_Requirement_
Extract each line holding the word "Test" from the entries.

_Data to process_
━━━━━━━━━━━━━━━━

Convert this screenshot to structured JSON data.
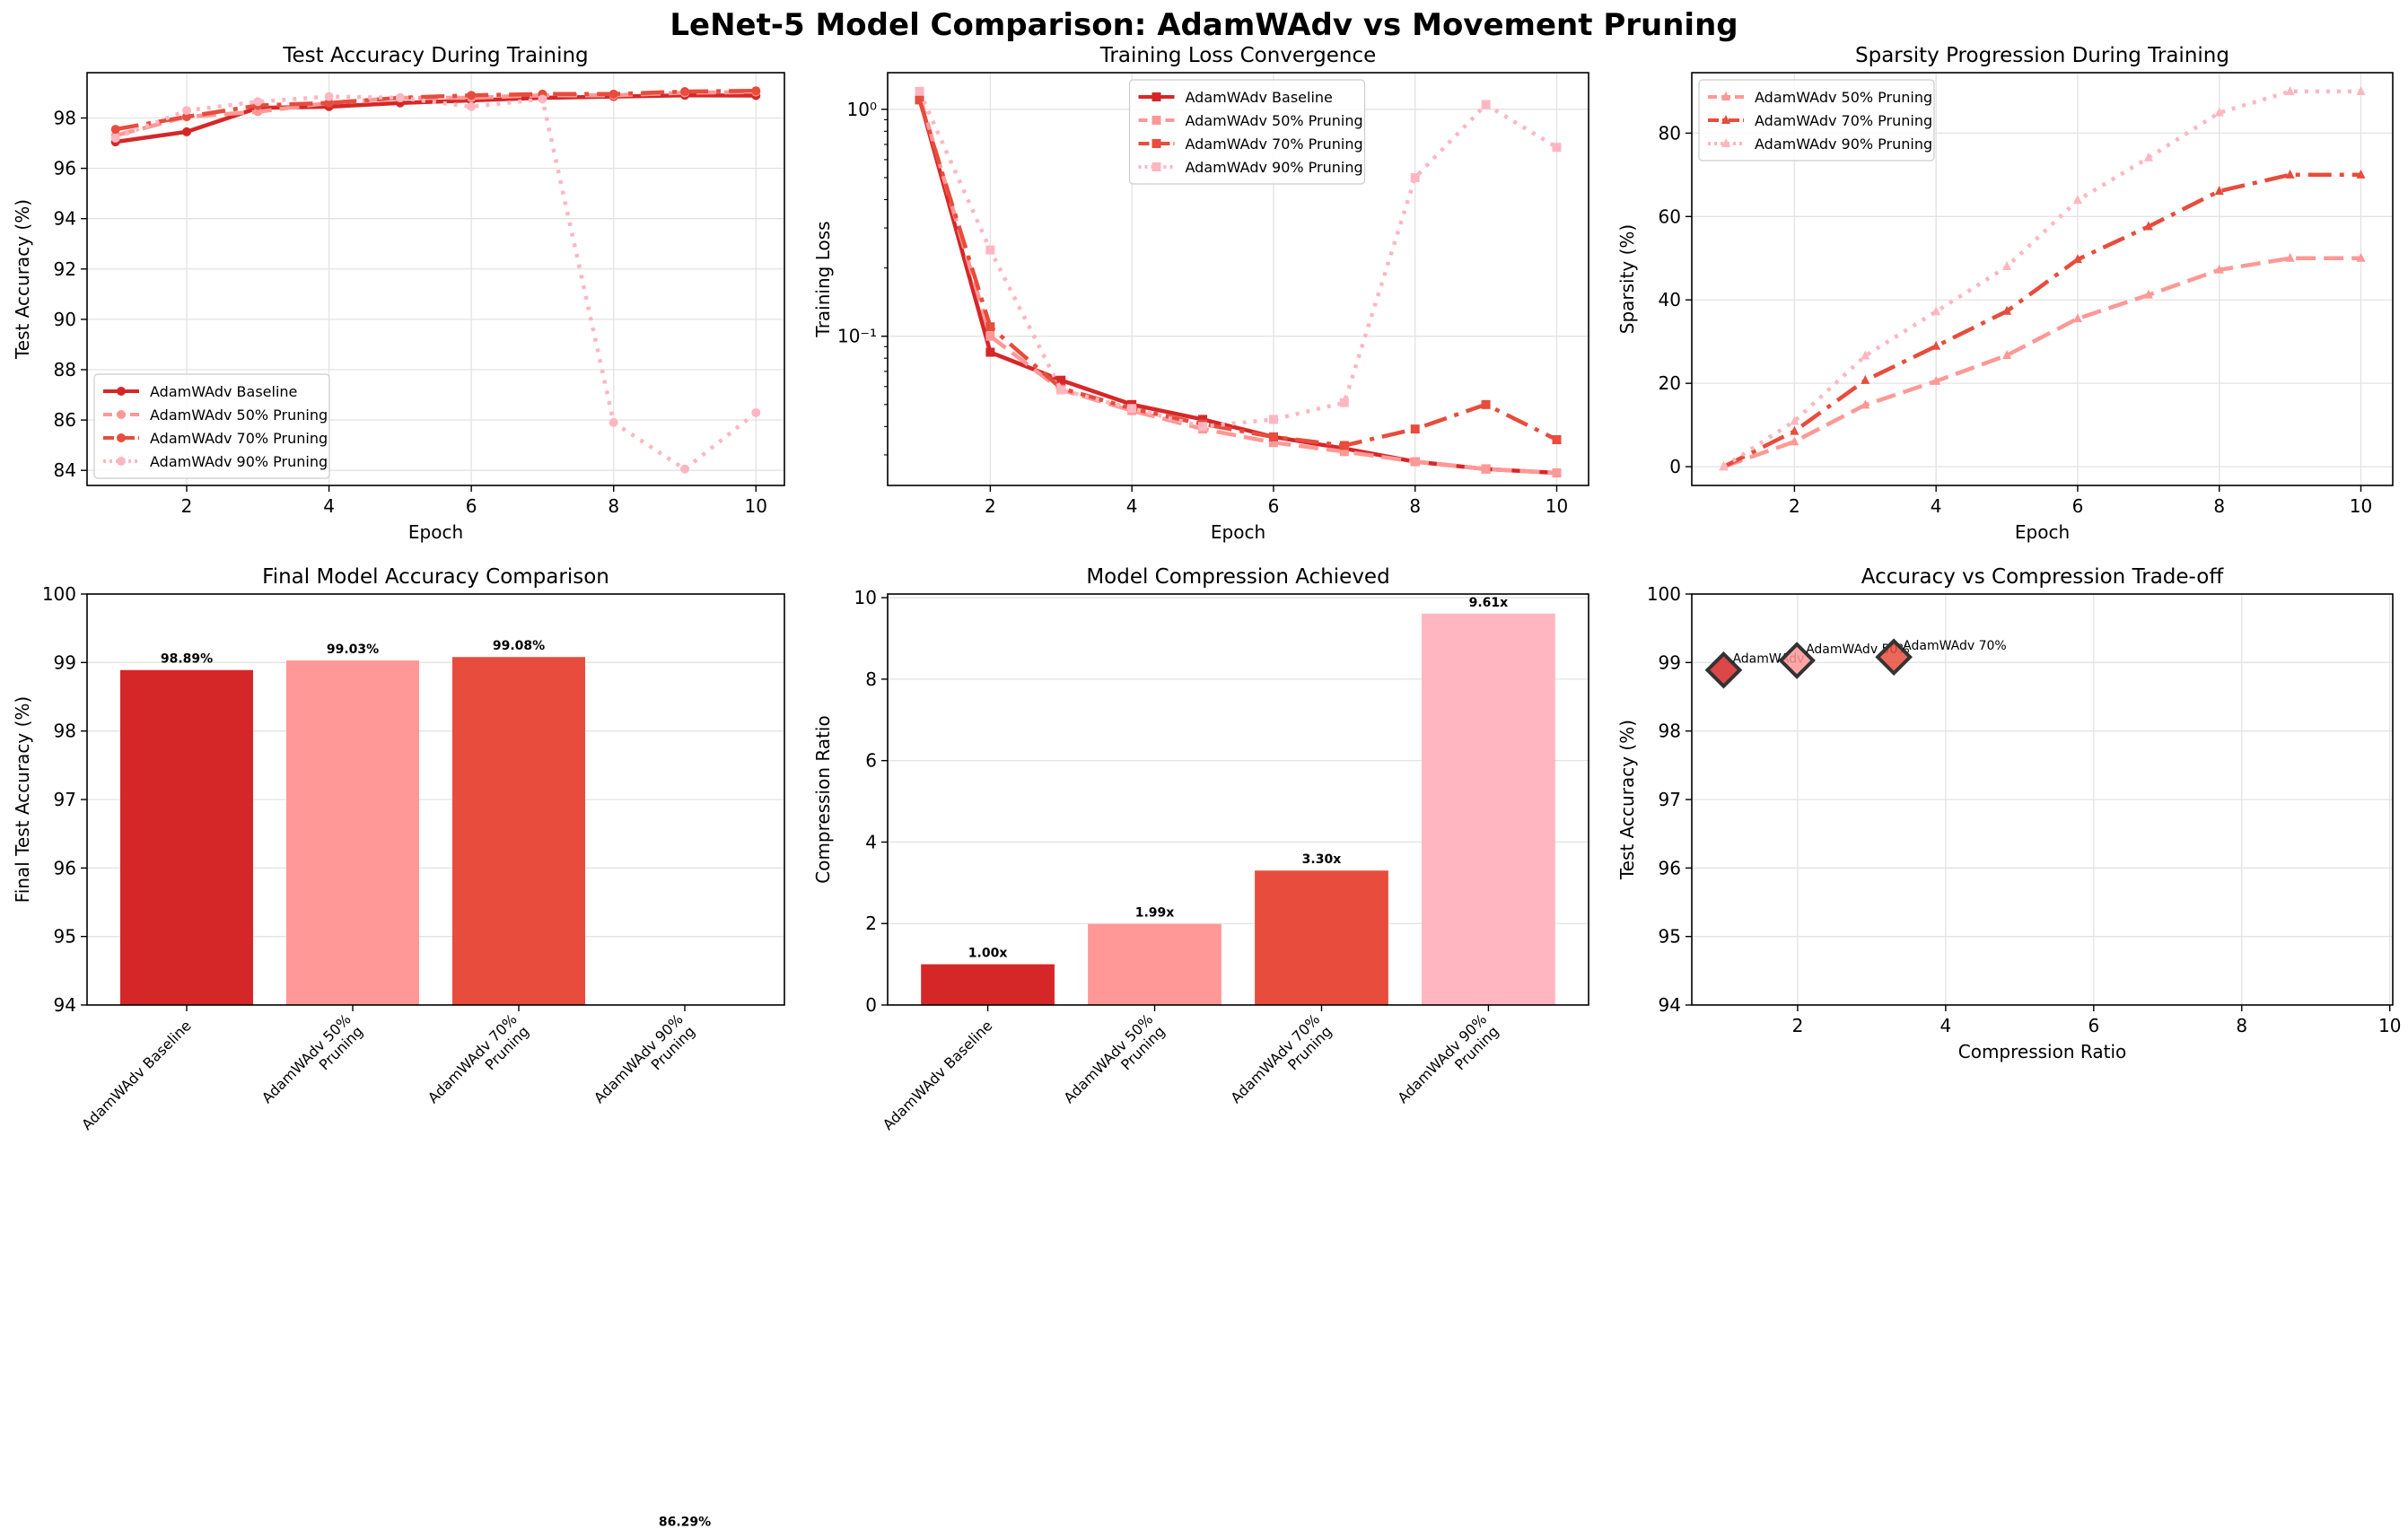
{
  "figure_title": "LeNet-5 Model Comparison: AdamWAdv vs Movement Pruning",
  "colors": {
    "baseline": "#d62728",
    "p50": "#ff9896",
    "p70": "#e74c3c",
    "p90": "#ffb6c1"
  },
  "chart_data": [
    {
      "id": "acc",
      "type": "line",
      "title": "Test Accuracy During Training",
      "xlabel": "Epoch",
      "ylabel": "Test Accuracy (%)",
      "xlim": [
        0.6,
        10.4
      ],
      "ylim": [
        83.4,
        99.8
      ],
      "xticks": [
        2,
        4,
        6,
        8,
        10
      ],
      "yticks": [
        84,
        86,
        88,
        90,
        92,
        94,
        96,
        98
      ],
      "grid": true,
      "legend_position": "lower-left",
      "x": [
        1,
        2,
        3,
        4,
        5,
        6,
        7,
        8,
        9,
        10
      ],
      "series": [
        {
          "name": "AdamWAdv Baseline",
          "color_key": "baseline",
          "marker": "circle",
          "dash": "solid",
          "values": [
            97.05,
            97.45,
            98.4,
            98.45,
            98.6,
            98.7,
            98.8,
            98.85,
            98.9,
            98.89
          ]
        },
        {
          "name": "AdamWAdv 50% Pruning",
          "color_key": "p50",
          "marker": "circle",
          "dash": "dashed",
          "values": [
            97.3,
            98.05,
            98.25,
            98.6,
            98.8,
            98.8,
            98.9,
            98.9,
            99.0,
            99.03
          ]
        },
        {
          "name": "AdamWAdv 70% Pruning",
          "color_key": "p70",
          "marker": "circle",
          "dash": "dashdot",
          "values": [
            97.55,
            98.05,
            98.5,
            98.6,
            98.8,
            98.9,
            98.95,
            98.95,
            99.05,
            99.08
          ]
        },
        {
          "name": "AdamWAdv 90% Pruning",
          "color_key": "p90",
          "marker": "circle",
          "dash": "dotted",
          "values": [
            97.2,
            98.3,
            98.65,
            98.85,
            98.8,
            98.45,
            98.75,
            85.9,
            84.05,
            86.29
          ]
        }
      ]
    },
    {
      "id": "loss",
      "type": "line",
      "title": "Training Loss Convergence",
      "xlabel": "Epoch",
      "ylabel": "Training Loss",
      "yscale": "log",
      "xlim": [
        0.55,
        10.45
      ],
      "ylim": [
        0.022,
        1.45
      ],
      "xticks": [
        2,
        4,
        6,
        8,
        10
      ],
      "yticks": [
        0.1,
        1
      ],
      "ytick_labels": [
        "10⁻¹",
        "10⁰"
      ],
      "grid": true,
      "legend_position": "top-center",
      "x": [
        1,
        2,
        3,
        4,
        5,
        6,
        7,
        8,
        9,
        10
      ],
      "series": [
        {
          "name": "AdamWAdv Baseline",
          "color_key": "baseline",
          "marker": "square",
          "dash": "solid",
          "values": [
            1.12,
            0.085,
            0.064,
            0.05,
            0.043,
            0.036,
            0.032,
            0.028,
            0.026,
            0.025
          ]
        },
        {
          "name": "AdamWAdv 50% Pruning",
          "color_key": "p50",
          "marker": "square",
          "dash": "dashed",
          "values": [
            1.15,
            0.1,
            0.058,
            0.047,
            0.039,
            0.034,
            0.031,
            0.028,
            0.026,
            0.025
          ]
        },
        {
          "name": "AdamWAdv 70% Pruning",
          "color_key": "p70",
          "marker": "square",
          "dash": "dashdot",
          "values": [
            1.1,
            0.11,
            0.059,
            0.048,
            0.041,
            0.036,
            0.033,
            0.039,
            0.05,
            0.035
          ]
        },
        {
          "name": "AdamWAdv 90% Pruning",
          "color_key": "p90",
          "marker": "square",
          "dash": "dotted",
          "values": [
            1.2,
            0.24,
            0.058,
            0.048,
            0.04,
            0.043,
            0.051,
            0.5,
            1.05,
            0.68
          ]
        }
      ]
    },
    {
      "id": "sparsity",
      "type": "line",
      "title": "Sparsity Progression During Training",
      "xlabel": "Epoch",
      "ylabel": "Sparsity (%)",
      "xlim": [
        0.55,
        10.45
      ],
      "ylim": [
        -4.5,
        94.5
      ],
      "xticks": [
        2,
        4,
        6,
        8,
        10
      ],
      "yticks": [
        0,
        20,
        40,
        60,
        80
      ],
      "grid": true,
      "legend_position": "top-left",
      "x": [
        1,
        2,
        3,
        4,
        5,
        6,
        7,
        8,
        9,
        10
      ],
      "series": [
        {
          "name": "AdamWAdv 50% Pruning",
          "color_key": "p50",
          "marker": "triangle",
          "dash": "dashed",
          "values": [
            0,
            6,
            14.8,
            20.5,
            26.7,
            35.5,
            41.2,
            47.2,
            50,
            50
          ]
        },
        {
          "name": "AdamWAdv 70% Pruning",
          "color_key": "p70",
          "marker": "triangle",
          "dash": "dashdot",
          "values": [
            0,
            8.5,
            20.7,
            28.9,
            37.3,
            49.7,
            57.6,
            66.1,
            70,
            70
          ]
        },
        {
          "name": "AdamWAdv 90% Pruning",
          "color_key": "p90",
          "marker": "triangle",
          "dash": "dotted",
          "values": [
            0,
            10.9,
            26.6,
            37.2,
            48,
            63.9,
            74.1,
            84.9,
            90,
            90
          ]
        }
      ]
    },
    {
      "id": "finalacc",
      "type": "bar",
      "title": "Final Model Accuracy Comparison",
      "xlabel": "",
      "ylabel": "Final Test Accuracy (%)",
      "ylim": [
        94,
        100
      ],
      "yticks": [
        94,
        95,
        96,
        97,
        98,
        99,
        100
      ],
      "grid": true,
      "categories": [
        "AdamWAdv Baseline",
        "AdamWAdv 50%\nPruning",
        "AdamWAdv 70%\nPruning",
        "AdamWAdv 90%\nPruning"
      ],
      "color_keys": [
        "baseline",
        "p50",
        "p70",
        "p90"
      ],
      "values": [
        98.89,
        99.03,
        99.08,
        86.29
      ],
      "data_labels": [
        "98.89%",
        "99.03%",
        "99.08%",
        "86.29%"
      ]
    },
    {
      "id": "compression",
      "type": "bar",
      "title": "Model Compression Achieved",
      "xlabel": "",
      "ylabel": "Compression Ratio",
      "ylim": [
        0,
        10.09
      ],
      "yticks": [
        0,
        2,
        4,
        6,
        8,
        10
      ],
      "grid": true,
      "categories": [
        "AdamWAdv Baseline",
        "AdamWAdv 50%\nPruning",
        "AdamWAdv 70%\nPruning",
        "AdamWAdv 90%\nPruning"
      ],
      "color_keys": [
        "baseline",
        "p50",
        "p70",
        "p90"
      ],
      "values": [
        1.0,
        1.99,
        3.3,
        9.61
      ],
      "data_labels": [
        "1.00x",
        "1.99x",
        "3.30x",
        "9.61x"
      ]
    },
    {
      "id": "tradeoff",
      "type": "scatter",
      "title": "Accuracy vs Compression Trade-off",
      "xlabel": "Compression Ratio",
      "ylabel": "Test Accuracy (%)",
      "xlim": [
        0.57,
        10.04
      ],
      "ylim": [
        94,
        100
      ],
      "xticks": [
        2,
        4,
        6,
        8,
        10
      ],
      "yticks": [
        94,
        95,
        96,
        97,
        98,
        99,
        100
      ],
      "grid": true,
      "points": [
        {
          "x": 1.0,
          "y": 98.89,
          "color_key": "baseline",
          "label": "AdamWAdv"
        },
        {
          "x": 1.99,
          "y": 99.03,
          "color_key": "p50",
          "label": "AdamWAdv 50%"
        },
        {
          "x": 3.3,
          "y": 99.08,
          "color_key": "p70",
          "label": "AdamWAdv 70%"
        }
      ]
    }
  ]
}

━━━━━━━━━━━━━━━━

_Complete output_
      "title": "Test Accuracy During Training",
      "ylabel": "Test Accuracy (%)",
      "ylabel": "Final Test Accuracy (%)",
      "ylabel": "Test Accuracy (%)",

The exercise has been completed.